Exercise data |
---

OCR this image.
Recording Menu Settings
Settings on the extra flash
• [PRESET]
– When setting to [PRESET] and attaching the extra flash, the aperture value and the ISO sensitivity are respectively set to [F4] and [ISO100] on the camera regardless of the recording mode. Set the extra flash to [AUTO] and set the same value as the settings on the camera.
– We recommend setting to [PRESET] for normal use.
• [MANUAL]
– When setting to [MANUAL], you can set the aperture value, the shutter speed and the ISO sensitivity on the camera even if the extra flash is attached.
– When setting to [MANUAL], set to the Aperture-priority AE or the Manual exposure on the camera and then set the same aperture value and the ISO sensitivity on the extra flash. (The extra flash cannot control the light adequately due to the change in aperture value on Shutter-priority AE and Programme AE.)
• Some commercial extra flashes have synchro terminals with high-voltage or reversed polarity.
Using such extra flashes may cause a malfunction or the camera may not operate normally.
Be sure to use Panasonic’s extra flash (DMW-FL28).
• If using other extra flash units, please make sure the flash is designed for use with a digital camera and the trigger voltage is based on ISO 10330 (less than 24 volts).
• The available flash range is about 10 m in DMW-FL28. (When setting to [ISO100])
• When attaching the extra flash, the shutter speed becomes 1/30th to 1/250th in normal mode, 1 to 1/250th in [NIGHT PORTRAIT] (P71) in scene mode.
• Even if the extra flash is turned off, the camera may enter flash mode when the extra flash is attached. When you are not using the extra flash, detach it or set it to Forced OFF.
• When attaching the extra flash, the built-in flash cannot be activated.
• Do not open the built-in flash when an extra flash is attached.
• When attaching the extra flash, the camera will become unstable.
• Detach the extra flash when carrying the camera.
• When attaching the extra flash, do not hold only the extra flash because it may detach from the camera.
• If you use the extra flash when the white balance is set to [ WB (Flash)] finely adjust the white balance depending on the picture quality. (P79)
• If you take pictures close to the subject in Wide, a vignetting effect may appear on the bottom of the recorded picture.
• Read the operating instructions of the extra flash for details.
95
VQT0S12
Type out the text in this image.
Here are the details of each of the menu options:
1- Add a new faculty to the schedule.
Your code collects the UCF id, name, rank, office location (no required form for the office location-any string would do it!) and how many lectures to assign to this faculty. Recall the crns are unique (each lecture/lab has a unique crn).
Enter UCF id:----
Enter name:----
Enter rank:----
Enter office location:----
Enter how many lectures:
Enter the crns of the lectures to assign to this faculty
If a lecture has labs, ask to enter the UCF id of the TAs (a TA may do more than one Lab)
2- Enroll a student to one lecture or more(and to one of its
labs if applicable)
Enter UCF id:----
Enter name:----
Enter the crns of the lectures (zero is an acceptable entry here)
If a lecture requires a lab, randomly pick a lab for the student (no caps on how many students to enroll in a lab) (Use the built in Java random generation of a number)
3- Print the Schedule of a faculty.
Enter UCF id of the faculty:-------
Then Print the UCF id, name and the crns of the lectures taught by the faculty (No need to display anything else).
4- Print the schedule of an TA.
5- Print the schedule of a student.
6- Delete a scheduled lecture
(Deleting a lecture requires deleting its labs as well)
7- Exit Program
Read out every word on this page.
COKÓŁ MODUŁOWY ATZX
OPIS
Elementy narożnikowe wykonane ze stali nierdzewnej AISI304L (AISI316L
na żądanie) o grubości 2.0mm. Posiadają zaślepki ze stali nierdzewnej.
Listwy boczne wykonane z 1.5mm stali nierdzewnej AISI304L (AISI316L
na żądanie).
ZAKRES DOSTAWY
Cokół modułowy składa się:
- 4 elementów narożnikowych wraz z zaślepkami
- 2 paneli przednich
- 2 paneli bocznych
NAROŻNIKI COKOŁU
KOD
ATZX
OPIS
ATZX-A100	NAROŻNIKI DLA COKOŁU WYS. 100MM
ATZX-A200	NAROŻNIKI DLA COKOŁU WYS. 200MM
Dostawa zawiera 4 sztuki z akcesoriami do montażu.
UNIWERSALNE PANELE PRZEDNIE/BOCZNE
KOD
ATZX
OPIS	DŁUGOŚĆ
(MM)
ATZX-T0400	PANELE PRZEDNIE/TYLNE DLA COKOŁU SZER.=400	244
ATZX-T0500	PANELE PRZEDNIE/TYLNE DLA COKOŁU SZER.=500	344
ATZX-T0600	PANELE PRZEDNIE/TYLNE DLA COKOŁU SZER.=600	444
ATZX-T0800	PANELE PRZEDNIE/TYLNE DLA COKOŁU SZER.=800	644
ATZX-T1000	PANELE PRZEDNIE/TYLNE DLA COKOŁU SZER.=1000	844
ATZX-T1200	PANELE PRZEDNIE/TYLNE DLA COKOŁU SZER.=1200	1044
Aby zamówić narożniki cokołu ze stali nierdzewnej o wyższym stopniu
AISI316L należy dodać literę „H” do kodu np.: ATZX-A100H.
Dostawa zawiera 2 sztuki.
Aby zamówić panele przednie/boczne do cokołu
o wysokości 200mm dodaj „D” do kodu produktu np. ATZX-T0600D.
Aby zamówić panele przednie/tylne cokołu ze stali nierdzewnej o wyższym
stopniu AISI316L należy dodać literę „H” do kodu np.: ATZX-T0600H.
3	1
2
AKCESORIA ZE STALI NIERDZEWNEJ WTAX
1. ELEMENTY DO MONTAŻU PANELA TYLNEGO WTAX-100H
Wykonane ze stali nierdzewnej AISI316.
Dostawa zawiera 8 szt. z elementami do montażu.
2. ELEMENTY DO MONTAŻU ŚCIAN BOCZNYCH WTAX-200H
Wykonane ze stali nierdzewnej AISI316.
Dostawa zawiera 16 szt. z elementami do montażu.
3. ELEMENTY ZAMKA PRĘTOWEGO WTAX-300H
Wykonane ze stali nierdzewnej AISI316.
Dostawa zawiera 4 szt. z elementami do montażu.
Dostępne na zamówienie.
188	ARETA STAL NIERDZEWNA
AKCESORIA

---

Objective | Pull out all lines from the entries above in which the word "location" appears.

The reply |
Your code collects the UCF id, name, rank, office location (no required form for the office location-any string would do it!) and how many lectures to assign to this faculty. Recall the crns are unique (each lecture/lab has a unique crn).
Enter office location:----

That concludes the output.